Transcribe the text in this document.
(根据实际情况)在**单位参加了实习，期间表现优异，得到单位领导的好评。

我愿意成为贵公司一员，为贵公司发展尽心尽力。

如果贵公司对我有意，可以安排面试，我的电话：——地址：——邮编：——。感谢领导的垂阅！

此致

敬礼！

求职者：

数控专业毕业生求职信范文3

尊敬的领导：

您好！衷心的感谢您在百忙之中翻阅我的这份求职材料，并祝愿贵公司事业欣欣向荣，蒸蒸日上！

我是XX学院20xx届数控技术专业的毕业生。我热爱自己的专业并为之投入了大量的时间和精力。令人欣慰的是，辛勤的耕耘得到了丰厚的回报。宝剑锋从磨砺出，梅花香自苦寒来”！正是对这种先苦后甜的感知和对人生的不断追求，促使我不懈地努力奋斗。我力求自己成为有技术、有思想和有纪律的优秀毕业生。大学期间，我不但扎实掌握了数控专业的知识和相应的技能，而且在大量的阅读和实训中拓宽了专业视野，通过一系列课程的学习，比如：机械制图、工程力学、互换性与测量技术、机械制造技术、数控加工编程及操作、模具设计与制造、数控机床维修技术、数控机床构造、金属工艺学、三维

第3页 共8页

----------

● **Given task**
Set down each entry again, unchanged.

● **Solution below**
Transcribe the text in this document.
(根据实际情况)在**单位参加了实习，期间表现优异，得到单位领导的好评。

我愿意成为贵公司一员，为贵公司发展尽心尽力。

如果贵公司对我有意，可以安排面试，我的电话：——地址：——邮编：——。感谢领导的垂阅！

此致

敬礼！

求职者：

数控专业毕业生求职信范文3

尊敬的领导：

您好！衷心的感谢您在百忙之中翻阅我的这份求职材料，并祝愿贵公司事业欣欣向荣，蒸蒸日上！

我是XX学院20xx届数控技术专业的毕业生。我热爱自己的专业并为之投入了大量的时间和精力。令人欣慰的是，辛勤的耕耘得到了丰厚的回报。宝剑锋从磨砺出，梅花香自苦寒来”！正是对这种先苦后甜的感知和对人生的不断追求，促使我不懈地努力奋斗。我力求自己成为有技术、有思想和有纪律的优秀毕业生。大学期间，我不但扎实掌握了数控专业的知识和相应的技能，而且在大量的阅读和实训中拓宽了专业视野，通过一系列课程的学习，比如：机械制图、工程力学、互换性与测量技术、机械制造技术、数控加工编程及操作、模具设计与制造、数控机床维修技术、数控机床构造、金属工艺学、三维

第3页 共8页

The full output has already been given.